_Working data_:
--*--

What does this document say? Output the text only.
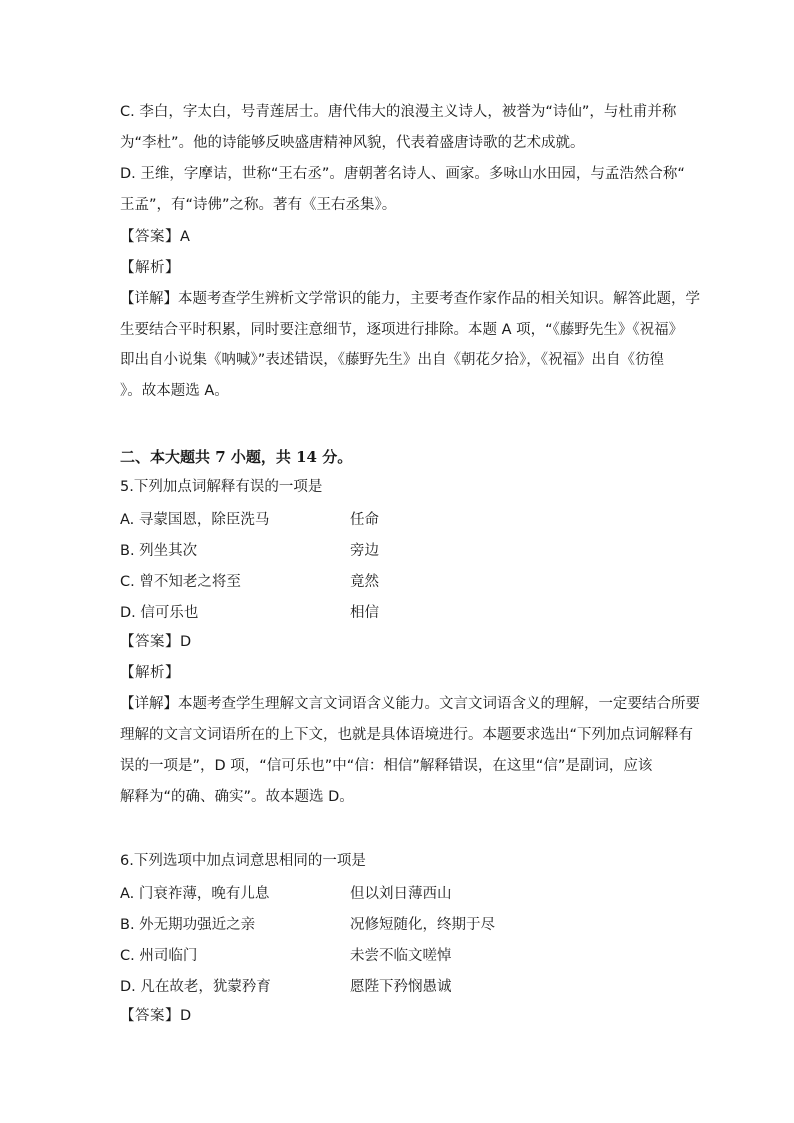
C. 李白，字太白，号青莲居士。唐代伟大的浪漫主义诗人，被誉为“诗仙”，与杜甫并称
为“李杜”。他的诗能够反映盛唐精神风貌，代表着盛唐诗歌的艺术成就。
D. 王维，字摩诘，世称“王右丞”。唐朝著名诗人、画家。多咏山水田园，与孟浩然合称“
王孟”，有“诗佛”之称。著有《王右丞集》。
【答案】A
【解析】
【详解】本题考查学生辨析文学常识的能力，主要考查作家作品的相关知识。解答此题，学
生要结合平时积累，同时要注意细节，逐项进行排除。本题 A 项，“《藤野先生》《祝福》
即出自小说集《呐喊》”表述错误，《藤野先生》出自《朝花夕拾》，《祝福》出自《彷徨
》。故本题选 A。
二、本大题共 7 小题，共 14 分。
5.下列加点词解释有误的一项是
A. 寻蒙国恩，除臣洗马	任命
B. 列坐其次	旁边
C. 曾不知老之将至	竟然
D. 信可乐也	相信
【答案】D
【解析】
【详解】本题考查学生理解文言文词语含义能力。文言文词语含义的理解，一定要结合所要
理解的文言文词语所在的上下文，也就是具体语境进行。本题要求选出“下列加点词解释有
误的一项是”，D 项，“信可乐也”中“信：相信”解释错误，在这里“信”是副词，应该
解释为“的确、确实”。故本题选 D。
6.下列选项中加点词意思相同的一项是
A. 门衰祚薄，晚有儿息	但以刘日薄西山
B. 外无期功强近之亲	况修短随化，终期于尽
C. 州司临门	未尝不临文嗟悼
D. 凡在故老，犹蒙矜育	愿陛下矜悯愚诚
【答案】D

--*--

_To do_: Copy the listing exactly. Any image in it stays out of the copy.

_Reply to the task_:
What does this document say? Output the text only.
C. 李白，字太白，号青莲居士。唐代伟大的浪漫主义诗人，被誉为“诗仙”，与杜甫并称
为“李杜”。他的诗能够反映盛唐精神风貌，代表着盛唐诗歌的艺术成就。
D. 王维，字摩诘，世称“王右丞”。唐朝著名诗人、画家。多咏山水田园，与孟浩然合称“
王孟”，有“诗佛”之称。著有《王右丞集》。
【答案】A
【解析】
【详解】本题考查学生辨析文学常识的能力，主要考查作家作品的相关知识。解答此题，学
生要结合平时积累，同时要注意细节，逐项进行排除。本题 A 项，“《藤野先生》《祝福》
即出自小说集《呐喊》”表述错误，《藤野先生》出自《朝花夕拾》，《祝福》出自《彷徨
》。故本题选 A。
二、本大题共 7 小题，共 14 分。
5.下列加点词解释有误的一项是
A. 寻蒙国恩，除臣洗马	任命
B. 列坐其次	旁边
C. 曾不知老之将至	竟然
D. 信可乐也	相信
【答案】D
【解析】
【详解】本题考查学生理解文言文词语含义能力。文言文词语含义的理解，一定要结合所要
理解的文言文词语所在的上下文，也就是具体语境进行。本题要求选出“下列加点词解释有
误的一项是”，D 项，“信可乐也”中“信：相信”解释错误，在这里“信”是副词，应该
解释为“的确、确实”。故本题选 D。
6.下列选项中加点词意思相同的一项是
A. 门衰祚薄，晚有儿息	但以刘日薄西山
B. 外无期功强近之亲	况修短随化，终期于尽
C. 州司临门	未尝不临文嗟悼
D. 凡在故老，犹蒙矜育	愿陛下矜悯愚诚
【答案】D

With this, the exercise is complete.